Task objective
Pull each line holding "images" out of the entries below.

───── Entries supplied

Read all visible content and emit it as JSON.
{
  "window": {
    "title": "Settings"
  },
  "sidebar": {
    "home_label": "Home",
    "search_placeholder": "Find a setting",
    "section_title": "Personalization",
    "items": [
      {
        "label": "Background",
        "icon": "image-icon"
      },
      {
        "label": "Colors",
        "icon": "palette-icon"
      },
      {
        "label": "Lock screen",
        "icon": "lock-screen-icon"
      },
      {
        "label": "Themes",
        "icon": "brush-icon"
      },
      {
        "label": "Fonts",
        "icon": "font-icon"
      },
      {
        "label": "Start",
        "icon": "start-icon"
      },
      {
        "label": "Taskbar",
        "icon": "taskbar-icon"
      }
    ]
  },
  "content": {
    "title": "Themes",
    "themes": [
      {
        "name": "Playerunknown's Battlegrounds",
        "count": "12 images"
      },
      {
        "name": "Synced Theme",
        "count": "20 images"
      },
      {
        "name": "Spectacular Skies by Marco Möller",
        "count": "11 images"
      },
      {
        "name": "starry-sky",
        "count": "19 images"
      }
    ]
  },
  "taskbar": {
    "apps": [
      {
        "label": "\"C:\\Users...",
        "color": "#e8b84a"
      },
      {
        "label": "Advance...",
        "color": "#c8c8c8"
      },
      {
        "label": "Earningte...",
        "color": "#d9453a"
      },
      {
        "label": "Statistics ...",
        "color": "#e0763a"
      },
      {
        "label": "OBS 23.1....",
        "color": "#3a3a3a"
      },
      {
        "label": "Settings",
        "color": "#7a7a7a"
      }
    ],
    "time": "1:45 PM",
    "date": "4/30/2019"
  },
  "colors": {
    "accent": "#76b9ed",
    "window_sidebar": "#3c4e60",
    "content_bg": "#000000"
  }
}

──────────
───── Entries supplied

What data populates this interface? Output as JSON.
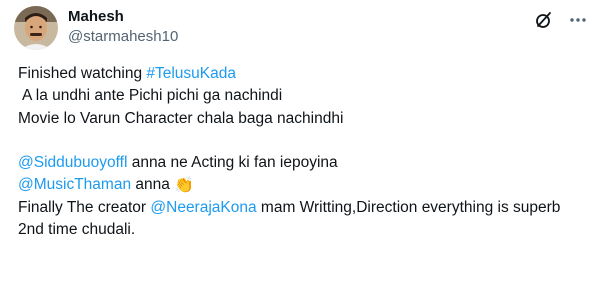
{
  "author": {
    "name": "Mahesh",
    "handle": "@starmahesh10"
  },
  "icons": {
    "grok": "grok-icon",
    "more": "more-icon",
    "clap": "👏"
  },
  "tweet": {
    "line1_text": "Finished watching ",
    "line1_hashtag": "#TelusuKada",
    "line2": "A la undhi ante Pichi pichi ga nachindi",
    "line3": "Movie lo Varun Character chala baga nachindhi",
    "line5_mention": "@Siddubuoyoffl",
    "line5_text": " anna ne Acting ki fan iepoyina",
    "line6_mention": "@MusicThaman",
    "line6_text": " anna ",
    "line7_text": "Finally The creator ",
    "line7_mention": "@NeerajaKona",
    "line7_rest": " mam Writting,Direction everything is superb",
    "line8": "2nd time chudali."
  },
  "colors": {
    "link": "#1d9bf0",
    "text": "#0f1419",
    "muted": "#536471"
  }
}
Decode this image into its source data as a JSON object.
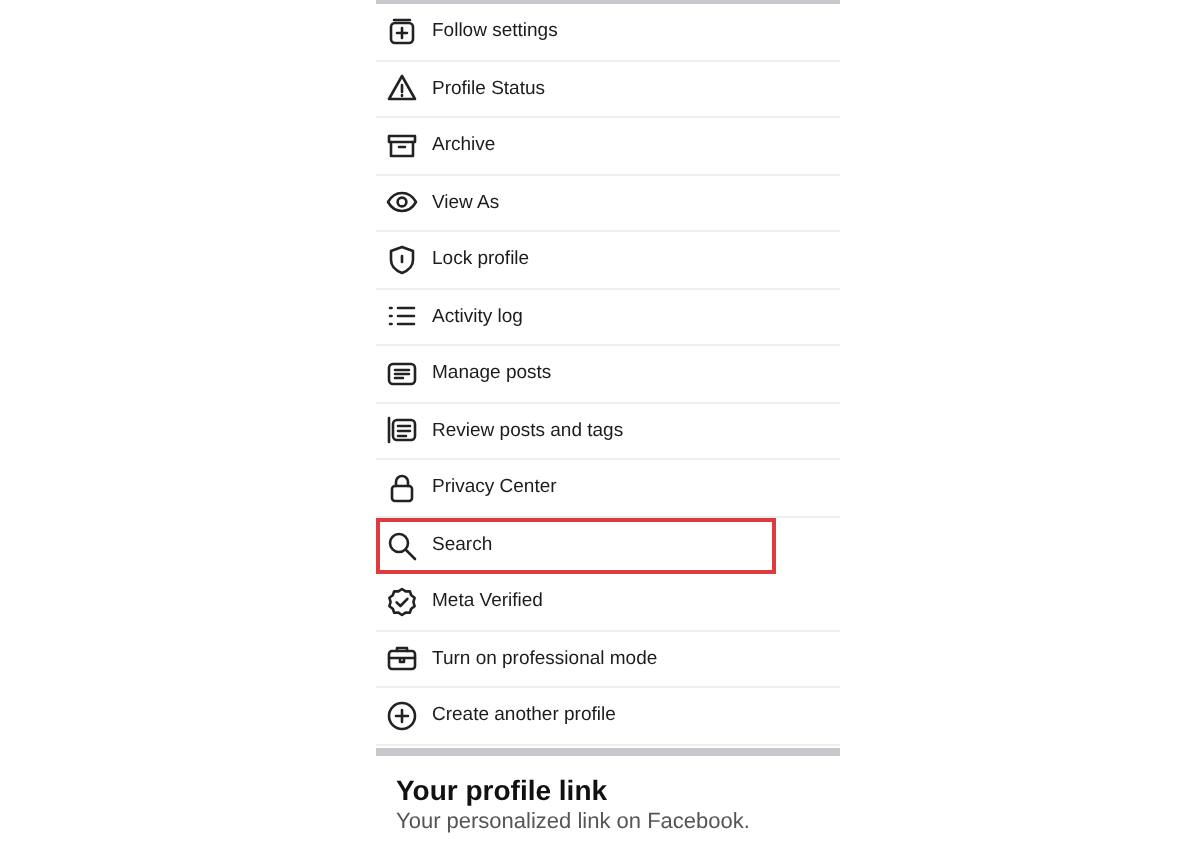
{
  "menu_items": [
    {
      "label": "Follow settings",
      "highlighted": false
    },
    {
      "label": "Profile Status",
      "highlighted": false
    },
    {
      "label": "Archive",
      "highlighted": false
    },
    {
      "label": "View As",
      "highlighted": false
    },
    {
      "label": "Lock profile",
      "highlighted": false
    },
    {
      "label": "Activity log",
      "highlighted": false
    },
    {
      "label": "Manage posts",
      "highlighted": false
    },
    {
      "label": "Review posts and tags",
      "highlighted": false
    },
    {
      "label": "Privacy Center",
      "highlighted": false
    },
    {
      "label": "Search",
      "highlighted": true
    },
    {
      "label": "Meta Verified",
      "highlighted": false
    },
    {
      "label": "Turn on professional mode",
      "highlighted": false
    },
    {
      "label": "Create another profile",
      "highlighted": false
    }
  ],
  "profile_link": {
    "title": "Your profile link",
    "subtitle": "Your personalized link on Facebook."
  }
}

──────────
───── Entries supplied

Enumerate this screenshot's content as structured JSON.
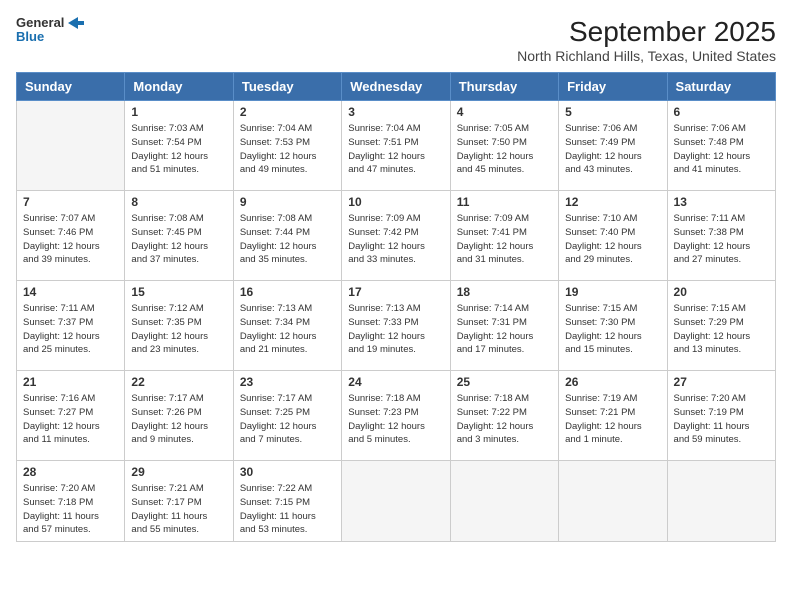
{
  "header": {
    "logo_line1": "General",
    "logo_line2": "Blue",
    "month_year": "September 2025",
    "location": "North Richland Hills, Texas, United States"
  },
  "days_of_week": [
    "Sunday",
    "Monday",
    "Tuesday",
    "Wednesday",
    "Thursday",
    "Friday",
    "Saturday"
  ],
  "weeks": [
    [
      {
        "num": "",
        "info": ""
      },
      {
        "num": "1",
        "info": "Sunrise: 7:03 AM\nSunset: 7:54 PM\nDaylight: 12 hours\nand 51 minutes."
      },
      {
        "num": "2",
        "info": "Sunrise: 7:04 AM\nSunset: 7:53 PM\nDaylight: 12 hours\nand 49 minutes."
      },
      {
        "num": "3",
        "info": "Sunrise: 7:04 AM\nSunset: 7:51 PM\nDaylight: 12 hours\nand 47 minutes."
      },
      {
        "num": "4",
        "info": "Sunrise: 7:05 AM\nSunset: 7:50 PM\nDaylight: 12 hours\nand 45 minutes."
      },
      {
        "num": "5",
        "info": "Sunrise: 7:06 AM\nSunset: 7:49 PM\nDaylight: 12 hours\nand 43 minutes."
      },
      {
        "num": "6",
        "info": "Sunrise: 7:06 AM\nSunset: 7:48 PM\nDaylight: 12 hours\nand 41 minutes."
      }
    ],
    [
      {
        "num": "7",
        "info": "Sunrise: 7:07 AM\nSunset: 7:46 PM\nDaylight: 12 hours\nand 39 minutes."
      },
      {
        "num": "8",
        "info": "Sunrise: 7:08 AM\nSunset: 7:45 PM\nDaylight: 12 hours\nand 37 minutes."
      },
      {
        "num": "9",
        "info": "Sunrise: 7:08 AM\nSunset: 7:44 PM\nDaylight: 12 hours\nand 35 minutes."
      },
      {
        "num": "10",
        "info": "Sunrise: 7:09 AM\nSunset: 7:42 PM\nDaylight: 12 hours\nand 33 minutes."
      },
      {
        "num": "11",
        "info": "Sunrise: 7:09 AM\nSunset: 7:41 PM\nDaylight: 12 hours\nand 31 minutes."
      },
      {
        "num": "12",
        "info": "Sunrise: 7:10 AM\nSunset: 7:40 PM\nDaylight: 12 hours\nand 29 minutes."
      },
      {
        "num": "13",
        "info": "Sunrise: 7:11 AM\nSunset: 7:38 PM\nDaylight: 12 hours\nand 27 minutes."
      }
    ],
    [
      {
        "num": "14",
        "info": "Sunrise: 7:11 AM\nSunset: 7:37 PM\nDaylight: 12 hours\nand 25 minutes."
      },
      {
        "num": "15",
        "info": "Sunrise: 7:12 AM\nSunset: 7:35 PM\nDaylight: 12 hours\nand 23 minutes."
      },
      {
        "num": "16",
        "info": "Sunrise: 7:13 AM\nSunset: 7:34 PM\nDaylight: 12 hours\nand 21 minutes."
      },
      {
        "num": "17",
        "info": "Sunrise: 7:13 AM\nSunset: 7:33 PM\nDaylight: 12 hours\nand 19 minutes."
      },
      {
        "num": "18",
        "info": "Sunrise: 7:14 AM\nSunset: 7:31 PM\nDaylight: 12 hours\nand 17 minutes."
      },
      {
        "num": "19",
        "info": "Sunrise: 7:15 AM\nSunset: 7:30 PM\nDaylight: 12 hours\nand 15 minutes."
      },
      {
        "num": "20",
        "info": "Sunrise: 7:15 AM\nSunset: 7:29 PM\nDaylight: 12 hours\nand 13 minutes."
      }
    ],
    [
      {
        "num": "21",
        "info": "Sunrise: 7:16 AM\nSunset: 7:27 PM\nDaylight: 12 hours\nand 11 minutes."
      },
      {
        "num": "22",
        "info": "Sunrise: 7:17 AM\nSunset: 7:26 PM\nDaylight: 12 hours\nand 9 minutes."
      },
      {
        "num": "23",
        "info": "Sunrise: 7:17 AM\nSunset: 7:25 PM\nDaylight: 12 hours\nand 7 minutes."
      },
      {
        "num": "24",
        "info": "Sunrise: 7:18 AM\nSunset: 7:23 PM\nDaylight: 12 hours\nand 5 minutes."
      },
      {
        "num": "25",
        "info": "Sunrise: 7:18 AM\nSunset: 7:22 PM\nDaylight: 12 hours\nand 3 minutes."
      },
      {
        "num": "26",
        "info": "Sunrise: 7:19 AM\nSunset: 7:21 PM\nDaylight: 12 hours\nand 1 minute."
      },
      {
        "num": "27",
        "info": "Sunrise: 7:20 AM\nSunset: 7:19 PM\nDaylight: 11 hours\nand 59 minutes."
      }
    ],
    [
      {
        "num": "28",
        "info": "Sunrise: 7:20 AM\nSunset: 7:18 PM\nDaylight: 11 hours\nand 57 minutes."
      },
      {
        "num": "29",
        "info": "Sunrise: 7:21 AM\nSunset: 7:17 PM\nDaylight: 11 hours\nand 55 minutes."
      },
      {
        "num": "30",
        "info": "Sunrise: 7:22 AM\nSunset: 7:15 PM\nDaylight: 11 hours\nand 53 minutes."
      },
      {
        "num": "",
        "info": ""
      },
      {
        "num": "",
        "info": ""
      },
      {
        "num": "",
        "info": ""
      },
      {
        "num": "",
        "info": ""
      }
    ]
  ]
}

──────────

Complete answer
        "count": "12 images"
        "count": "20 images"
        "count": "11 images"
        "count": "19 images"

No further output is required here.